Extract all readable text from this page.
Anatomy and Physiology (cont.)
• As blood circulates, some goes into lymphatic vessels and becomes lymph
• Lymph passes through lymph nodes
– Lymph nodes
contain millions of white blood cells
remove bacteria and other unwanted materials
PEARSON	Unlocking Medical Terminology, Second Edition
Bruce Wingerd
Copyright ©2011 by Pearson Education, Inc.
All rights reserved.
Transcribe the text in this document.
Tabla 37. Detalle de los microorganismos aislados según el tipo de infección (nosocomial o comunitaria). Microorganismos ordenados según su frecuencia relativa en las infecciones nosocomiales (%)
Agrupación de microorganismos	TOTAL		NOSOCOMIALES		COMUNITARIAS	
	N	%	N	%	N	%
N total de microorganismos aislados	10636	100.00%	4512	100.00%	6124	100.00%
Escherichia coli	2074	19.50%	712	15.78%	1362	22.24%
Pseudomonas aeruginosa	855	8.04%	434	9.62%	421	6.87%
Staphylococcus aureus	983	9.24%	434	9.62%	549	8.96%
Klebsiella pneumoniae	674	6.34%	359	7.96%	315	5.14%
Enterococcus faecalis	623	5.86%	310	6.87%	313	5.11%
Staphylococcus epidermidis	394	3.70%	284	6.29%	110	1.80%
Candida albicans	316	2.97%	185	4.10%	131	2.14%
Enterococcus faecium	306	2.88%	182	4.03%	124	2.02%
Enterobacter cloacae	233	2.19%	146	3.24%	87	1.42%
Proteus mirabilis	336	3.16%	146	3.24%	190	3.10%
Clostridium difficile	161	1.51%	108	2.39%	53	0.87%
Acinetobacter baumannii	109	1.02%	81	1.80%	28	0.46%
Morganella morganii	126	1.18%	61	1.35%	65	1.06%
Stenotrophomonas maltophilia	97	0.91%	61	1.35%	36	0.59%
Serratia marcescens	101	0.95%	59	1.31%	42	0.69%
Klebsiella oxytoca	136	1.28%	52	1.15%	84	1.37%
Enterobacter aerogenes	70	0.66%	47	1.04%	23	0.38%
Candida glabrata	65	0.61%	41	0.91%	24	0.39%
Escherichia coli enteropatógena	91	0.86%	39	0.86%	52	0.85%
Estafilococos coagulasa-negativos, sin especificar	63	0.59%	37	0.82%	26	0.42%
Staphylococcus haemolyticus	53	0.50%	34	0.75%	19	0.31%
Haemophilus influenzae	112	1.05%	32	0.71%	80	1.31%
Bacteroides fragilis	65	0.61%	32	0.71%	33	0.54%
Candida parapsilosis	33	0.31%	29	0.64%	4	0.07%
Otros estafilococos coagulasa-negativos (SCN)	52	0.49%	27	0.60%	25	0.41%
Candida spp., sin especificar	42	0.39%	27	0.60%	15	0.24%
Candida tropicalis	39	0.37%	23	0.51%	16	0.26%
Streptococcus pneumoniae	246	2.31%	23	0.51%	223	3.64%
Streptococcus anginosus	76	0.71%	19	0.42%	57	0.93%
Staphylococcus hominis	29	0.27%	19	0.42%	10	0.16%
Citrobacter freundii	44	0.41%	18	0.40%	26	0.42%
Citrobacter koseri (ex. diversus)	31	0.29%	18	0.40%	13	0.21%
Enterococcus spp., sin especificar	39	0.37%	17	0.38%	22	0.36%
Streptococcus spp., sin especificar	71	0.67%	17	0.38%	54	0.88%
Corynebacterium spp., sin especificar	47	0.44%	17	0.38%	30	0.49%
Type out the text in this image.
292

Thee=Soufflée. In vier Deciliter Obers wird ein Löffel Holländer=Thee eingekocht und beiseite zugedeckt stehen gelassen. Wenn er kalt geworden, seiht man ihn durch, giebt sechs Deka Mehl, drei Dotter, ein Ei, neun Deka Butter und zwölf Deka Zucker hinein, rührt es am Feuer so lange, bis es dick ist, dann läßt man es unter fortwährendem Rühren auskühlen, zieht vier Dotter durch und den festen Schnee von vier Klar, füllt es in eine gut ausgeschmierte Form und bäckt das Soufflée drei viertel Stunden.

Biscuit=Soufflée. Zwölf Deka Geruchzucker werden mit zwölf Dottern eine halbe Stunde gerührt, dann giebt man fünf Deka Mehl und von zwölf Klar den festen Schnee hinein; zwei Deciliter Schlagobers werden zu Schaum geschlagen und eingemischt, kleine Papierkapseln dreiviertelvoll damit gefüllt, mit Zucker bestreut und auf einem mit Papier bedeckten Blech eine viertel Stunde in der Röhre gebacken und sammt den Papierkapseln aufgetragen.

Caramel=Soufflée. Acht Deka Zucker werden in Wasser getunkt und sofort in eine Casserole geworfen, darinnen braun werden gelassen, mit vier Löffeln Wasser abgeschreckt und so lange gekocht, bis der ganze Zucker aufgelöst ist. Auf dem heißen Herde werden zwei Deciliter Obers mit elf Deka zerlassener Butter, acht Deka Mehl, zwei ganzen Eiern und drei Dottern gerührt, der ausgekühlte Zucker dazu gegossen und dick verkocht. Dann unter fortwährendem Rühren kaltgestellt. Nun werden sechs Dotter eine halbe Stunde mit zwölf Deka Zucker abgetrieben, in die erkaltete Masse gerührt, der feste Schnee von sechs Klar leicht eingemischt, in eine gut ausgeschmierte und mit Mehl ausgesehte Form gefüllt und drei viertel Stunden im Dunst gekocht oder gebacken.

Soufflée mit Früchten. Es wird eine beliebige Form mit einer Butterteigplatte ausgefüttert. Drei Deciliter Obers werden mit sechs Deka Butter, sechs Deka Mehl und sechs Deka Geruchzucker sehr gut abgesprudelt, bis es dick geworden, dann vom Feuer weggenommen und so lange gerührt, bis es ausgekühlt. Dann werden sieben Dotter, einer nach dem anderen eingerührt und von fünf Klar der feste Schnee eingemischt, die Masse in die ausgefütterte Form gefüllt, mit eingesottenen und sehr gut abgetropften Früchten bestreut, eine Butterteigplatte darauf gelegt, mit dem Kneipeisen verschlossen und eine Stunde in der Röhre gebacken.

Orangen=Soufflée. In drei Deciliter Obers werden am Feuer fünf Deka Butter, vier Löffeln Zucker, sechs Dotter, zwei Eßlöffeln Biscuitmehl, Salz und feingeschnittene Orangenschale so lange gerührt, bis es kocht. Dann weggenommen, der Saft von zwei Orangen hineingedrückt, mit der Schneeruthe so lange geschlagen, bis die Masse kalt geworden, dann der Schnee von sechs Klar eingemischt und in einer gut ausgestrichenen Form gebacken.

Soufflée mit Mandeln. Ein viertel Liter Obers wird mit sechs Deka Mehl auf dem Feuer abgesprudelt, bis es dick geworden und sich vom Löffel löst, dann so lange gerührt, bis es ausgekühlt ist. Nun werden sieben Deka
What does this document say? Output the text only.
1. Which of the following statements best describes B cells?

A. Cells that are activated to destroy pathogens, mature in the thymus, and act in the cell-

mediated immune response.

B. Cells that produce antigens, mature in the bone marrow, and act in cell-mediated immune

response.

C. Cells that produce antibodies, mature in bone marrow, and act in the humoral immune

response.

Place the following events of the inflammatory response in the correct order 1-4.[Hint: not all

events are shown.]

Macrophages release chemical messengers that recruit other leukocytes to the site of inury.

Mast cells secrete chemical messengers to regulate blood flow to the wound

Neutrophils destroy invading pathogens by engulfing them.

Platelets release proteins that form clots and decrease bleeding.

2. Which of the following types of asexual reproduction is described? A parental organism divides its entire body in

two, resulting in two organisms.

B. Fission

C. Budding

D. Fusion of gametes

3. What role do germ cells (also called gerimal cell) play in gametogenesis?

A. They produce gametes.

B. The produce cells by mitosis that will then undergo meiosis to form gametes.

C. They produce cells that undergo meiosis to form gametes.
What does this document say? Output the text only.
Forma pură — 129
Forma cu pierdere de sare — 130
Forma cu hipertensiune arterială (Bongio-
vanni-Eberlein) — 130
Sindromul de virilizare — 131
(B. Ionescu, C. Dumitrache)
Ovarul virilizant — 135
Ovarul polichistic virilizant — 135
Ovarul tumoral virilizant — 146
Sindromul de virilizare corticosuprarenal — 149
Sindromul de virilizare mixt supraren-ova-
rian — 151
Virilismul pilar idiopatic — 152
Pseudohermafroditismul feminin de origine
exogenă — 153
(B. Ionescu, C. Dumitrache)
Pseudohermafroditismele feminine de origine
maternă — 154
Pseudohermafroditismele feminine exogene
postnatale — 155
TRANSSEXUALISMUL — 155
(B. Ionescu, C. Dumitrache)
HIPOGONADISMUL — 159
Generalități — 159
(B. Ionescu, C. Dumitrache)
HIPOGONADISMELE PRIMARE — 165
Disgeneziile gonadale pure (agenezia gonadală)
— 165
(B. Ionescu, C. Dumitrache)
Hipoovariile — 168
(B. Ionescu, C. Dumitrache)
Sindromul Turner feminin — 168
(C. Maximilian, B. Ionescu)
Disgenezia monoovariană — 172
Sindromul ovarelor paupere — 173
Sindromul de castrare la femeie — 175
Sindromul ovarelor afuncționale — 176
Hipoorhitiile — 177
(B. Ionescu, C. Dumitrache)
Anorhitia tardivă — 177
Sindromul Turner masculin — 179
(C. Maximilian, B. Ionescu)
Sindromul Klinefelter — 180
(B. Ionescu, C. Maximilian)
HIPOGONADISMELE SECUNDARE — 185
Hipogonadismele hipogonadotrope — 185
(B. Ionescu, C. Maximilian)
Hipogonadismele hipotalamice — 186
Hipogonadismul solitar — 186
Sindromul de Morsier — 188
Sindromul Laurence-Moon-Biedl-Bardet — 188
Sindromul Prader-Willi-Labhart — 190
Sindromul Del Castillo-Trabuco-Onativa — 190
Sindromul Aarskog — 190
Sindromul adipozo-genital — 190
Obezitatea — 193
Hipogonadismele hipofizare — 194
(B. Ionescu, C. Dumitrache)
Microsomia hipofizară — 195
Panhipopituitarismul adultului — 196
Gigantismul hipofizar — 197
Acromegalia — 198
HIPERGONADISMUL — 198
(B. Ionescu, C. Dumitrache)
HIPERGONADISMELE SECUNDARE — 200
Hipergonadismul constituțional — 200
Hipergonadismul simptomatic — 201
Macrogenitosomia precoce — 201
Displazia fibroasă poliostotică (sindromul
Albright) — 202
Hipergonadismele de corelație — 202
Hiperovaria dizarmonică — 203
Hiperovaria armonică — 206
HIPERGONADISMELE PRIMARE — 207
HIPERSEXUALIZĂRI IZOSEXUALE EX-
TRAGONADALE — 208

- Task objective -
Only a number is expected here: the tally of lines above that contain "Escherichia". Please write nothing more.

- Completed task -
2